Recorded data

※

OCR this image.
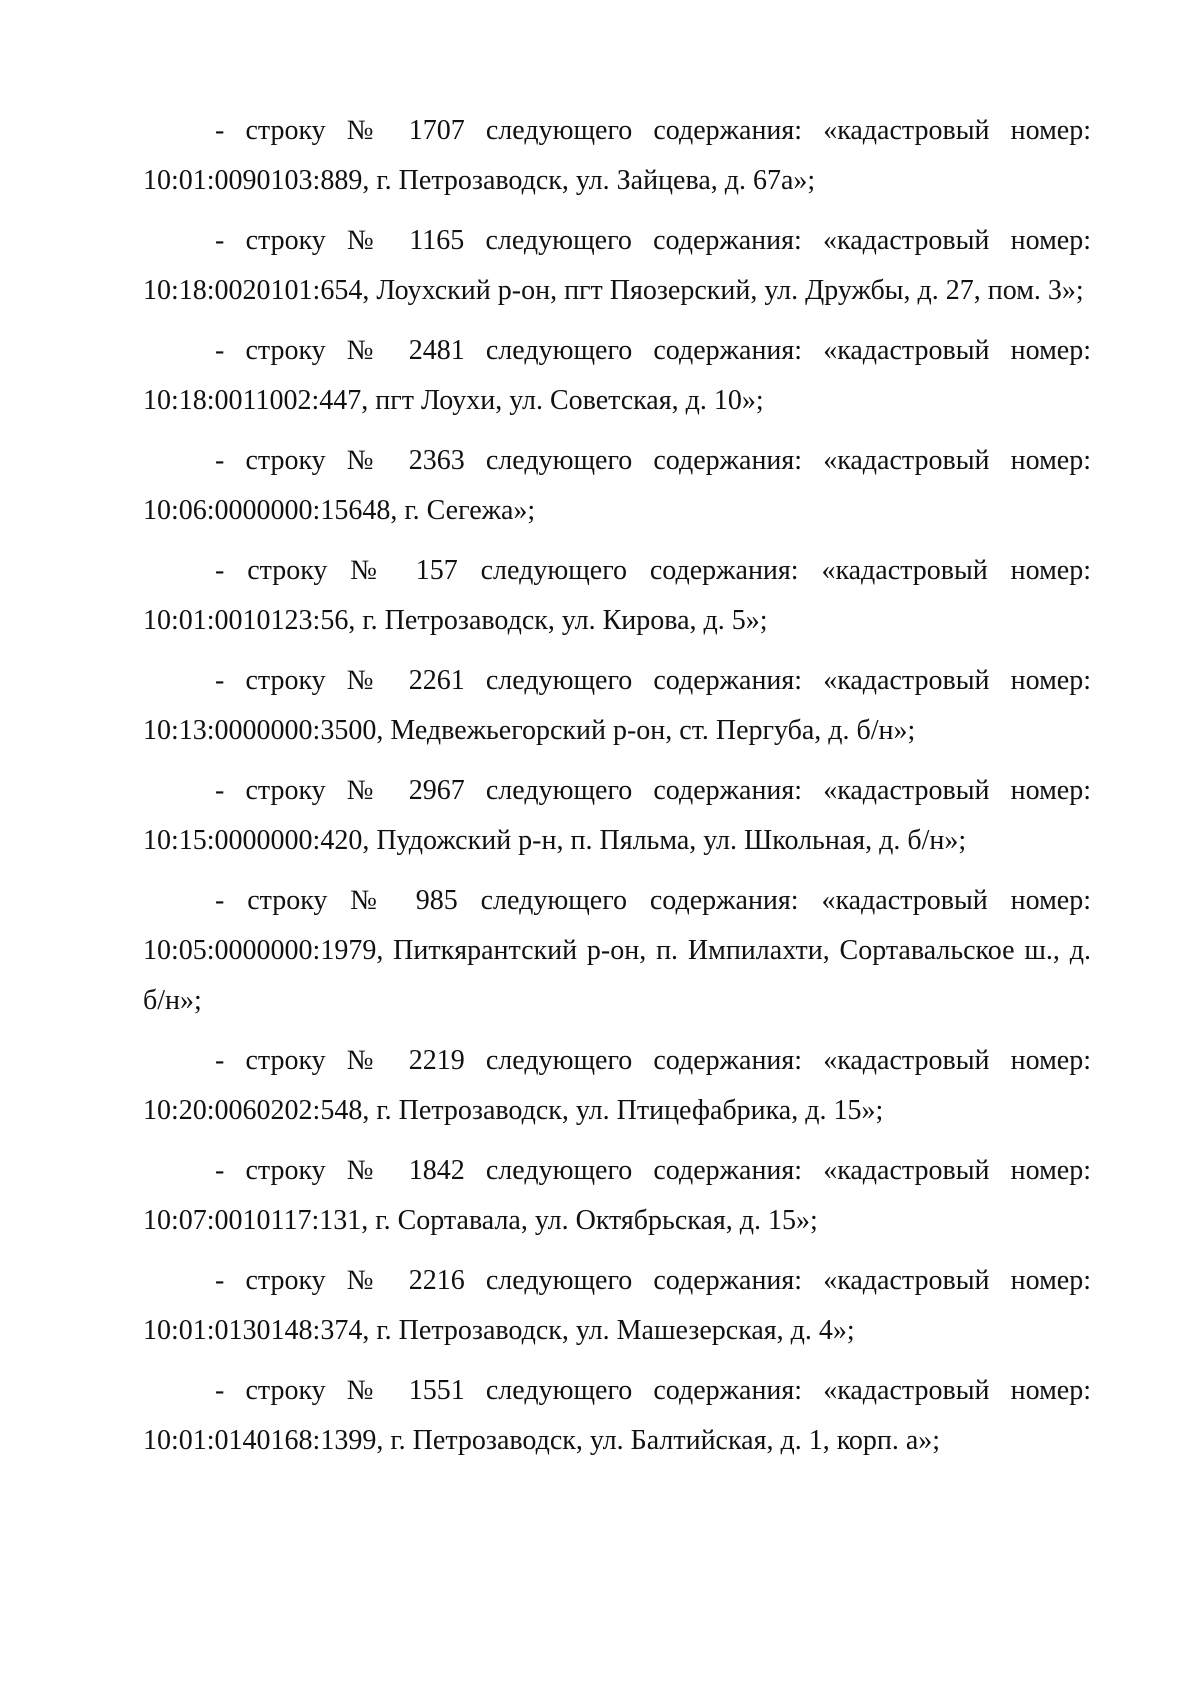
- строку № 1707 следующего содержания: «кадастровый номер: 10:01:0090103:889, г. Петрозаводск, ул. Зайцева, д. 67а»;

- строку № 1165 следующего содержания: «кадастровый номер: 10:18:0020101:654, Лоухский р-он, пгт Пяозерский, ул. Дружбы, д. 27, пом. 3»;

- строку № 2481 следующего содержания: «кадастровый номер: 10:18:0011002:447, пгт Лоухи, ул. Советская, д. 10»;

- строку № 2363 следующего содержания: «кадастровый номер: 10:06:0000000:15648, г. Сегежа»;

- строку № 157 следующего содержания: «кадастровый номер: 10:01:0010123:56, г. Петрозаводск, ул. Кирова, д. 5»;

- строку № 2261 следующего содержания: «кадастровый номер: 10:13:0000000:3500, Медвежьегорский р-он, ст. Пергуба, д. б/н»;

- строку № 2967 следующего содержания: «кадастровый номер: 10:15:0000000:420, Пудожский р-н, п. Пяльма, ул. Школьная, д. б/н»;

- строку № 985 следующего содержания: «кадастровый номер: 10:05:0000000:1979, Питкярантский р-он, п. Импилахти, Сортавальское ш., д. б/н»;

- строку № 2219 следующего содержания: «кадастровый номер: 10:20:0060202:548, г. Петрозаводск, ул. Птицефабрика, д. 15»;

- строку № 1842 следующего содержания: «кадастровый номер: 10:07:0010117:131, г. Сортавала, ул. Октябрьская, д. 15»;

- строку № 2216 следующего содержания: «кадастровый номер: 10:01:0130148:374, г. Петрозаводск, ул. Машезерская, д. 4»;

- строку № 1551 следующего содержания: «кадастровый номер: 10:01:0140168:1399, г. Петрозаводск, ул. Балтийская, д. 1, корп. а»;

※

▸ Directions:
Reproduce every line above as written, skipping pictures.

▸ Task response:
OCR this image.
- строку № 1707 следующего содержания: «кадастровый номер: 10:01:0090103:889, г. Петрозаводск, ул. Зайцева, д. 67а»;

- строку № 1165 следующего содержания: «кадастровый номер: 10:18:0020101:654, Лоухский р-он, пгт Пяозерский, ул. Дружбы, д. 27, пом. 3»;

- строку № 2481 следующего содержания: «кадастровый номер: 10:18:0011002:447, пгт Лоухи, ул. Советская, д. 10»;

- строку № 2363 следующего содержания: «кадастровый номер: 10:06:0000000:15648, г. Сегежа»;

- строку № 157 следующего содержания: «кадастровый номер: 10:01:0010123:56, г. Петрозаводск, ул. Кирова, д. 5»;

- строку № 2261 следующего содержания: «кадастровый номер: 10:13:0000000:3500, Медвежьегорский р-он, ст. Пергуба, д. б/н»;

- строку № 2967 следующего содержания: «кадастровый номер: 10:15:0000000:420, Пудожский р-н, п. Пяльма, ул. Школьная, д. б/н»;

- строку № 985 следующего содержания: «кадастровый номер: 10:05:0000000:1979, Питкярантский р-он, п. Импилахти, Сортавальское ш., д. б/н»;

- строку № 2219 следующего содержания: «кадастровый номер: 10:20:0060202:548, г. Петрозаводск, ул. Птицефабрика, д. 15»;

- строку № 1842 следующего содержания: «кадастровый номер: 10:07:0010117:131, г. Сортавала, ул. Октябрьская, д. 15»;

- строку № 2216 следующего содержания: «кадастровый номер: 10:01:0130148:374, г. Петрозаводск, ул. Машезерская, д. 4»;

- строку № 1551 следующего содержания: «кадастровый номер: 10:01:0140168:1399, г. Петрозаводск, ул. Балтийская, д. 1, корп. а»;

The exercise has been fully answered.